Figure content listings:
================================

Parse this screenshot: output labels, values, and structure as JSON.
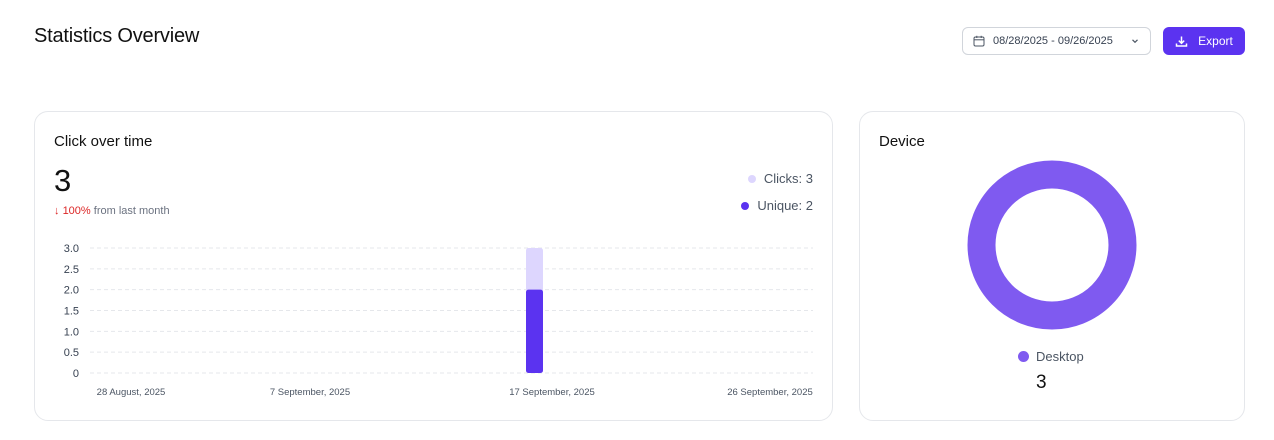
{
  "header": {
    "title": "Statistics Overview",
    "date_range": "08/28/2025 - 09/26/2025",
    "export_label": "Export"
  },
  "clicks_card": {
    "title": "Click over time",
    "total": "3",
    "change_arrow": "↓",
    "change_pct": "100%",
    "change_text": "from last month",
    "legend": [
      {
        "label": "Clicks: 3",
        "color": "#ddd6fe"
      },
      {
        "label": "Unique: 2",
        "color": "#5b33f0"
      }
    ]
  },
  "device_card": {
    "title": "Device",
    "legend_label": "Desktop",
    "count": "3",
    "color": "#7f5af0"
  },
  "chart_data": {
    "type": "bar",
    "y_ticks": [
      "3.0",
      "2.5",
      "2.0",
      "1.5",
      "1.0",
      "0.5",
      "0"
    ],
    "ylim": [
      0,
      3
    ],
    "x_labels": [
      "28 August, 2025",
      "7 September, 2025",
      "17 September, 2025",
      "26 September, 2025"
    ],
    "bar_date": "17 September, 2025",
    "series": [
      {
        "name": "Clicks",
        "values": [
          3
        ],
        "color": "#ddd6fe"
      },
      {
        "name": "Unique",
        "values": [
          2
        ],
        "color": "#5b33f0"
      }
    ],
    "grid": true
  }
}
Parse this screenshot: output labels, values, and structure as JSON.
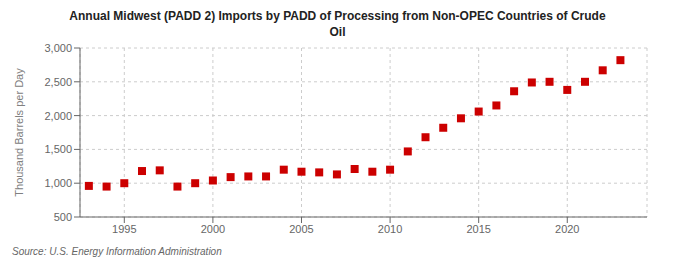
{
  "chart_data": {
    "type": "scatter",
    "title": "Annual Midwest (PADD 2) Imports by PADD of Processing from Non-OPEC Countries of Crude\nOil",
    "ylabel": "Thousand Barrels per Day",
    "annotations": [
      "Source: U.S. Energy Information Administration"
    ],
    "x": [
      1993,
      1994,
      1995,
      1996,
      1997,
      1998,
      1999,
      2000,
      2001,
      2002,
      2003,
      2004,
      2005,
      2006,
      2007,
      2008,
      2009,
      2010,
      2011,
      2012,
      2013,
      2014,
      2015,
      2016,
      2017,
      2018,
      2019,
      2020,
      2021,
      2022,
      2023
    ],
    "values": [
      960,
      950,
      1000,
      1180,
      1190,
      950,
      1000,
      1040,
      1090,
      1100,
      1100,
      1200,
      1170,
      1160,
      1130,
      1210,
      1170,
      1200,
      1470,
      1680,
      1820,
      1960,
      2060,
      2150,
      2360,
      2490,
      2500,
      2380,
      2500,
      2670,
      2820
    ],
    "color": "#cc0000",
    "marker": "square",
    "grid": true,
    "xlim": [
      1992.5,
      2024.5
    ],
    "xticks": [
      1995,
      2000,
      2005,
      2010,
      2015,
      2020
    ],
    "ylim": [
      500,
      3000
    ],
    "yticks": [
      500,
      {
        "value": 1000,
        "label": "1,000"
      },
      {
        "value": 1500,
        "label": "1,500"
      },
      {
        "value": 2000,
        "label": "2,000"
      },
      {
        "value": 2500,
        "label": "2,500"
      },
      {
        "value": 3000,
        "label": "3,000"
      }
    ]
  }
}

================================

Filter out all lines lacking the word "title" and copy the rest.

    "title": "Statistics Overview",
    "title": "Click over time",
    "title": "Device",
    "title": "Annual Midwest (PADD 2) Imports by PADD of Processing from Non-OPEC Countries of Crude\nOil",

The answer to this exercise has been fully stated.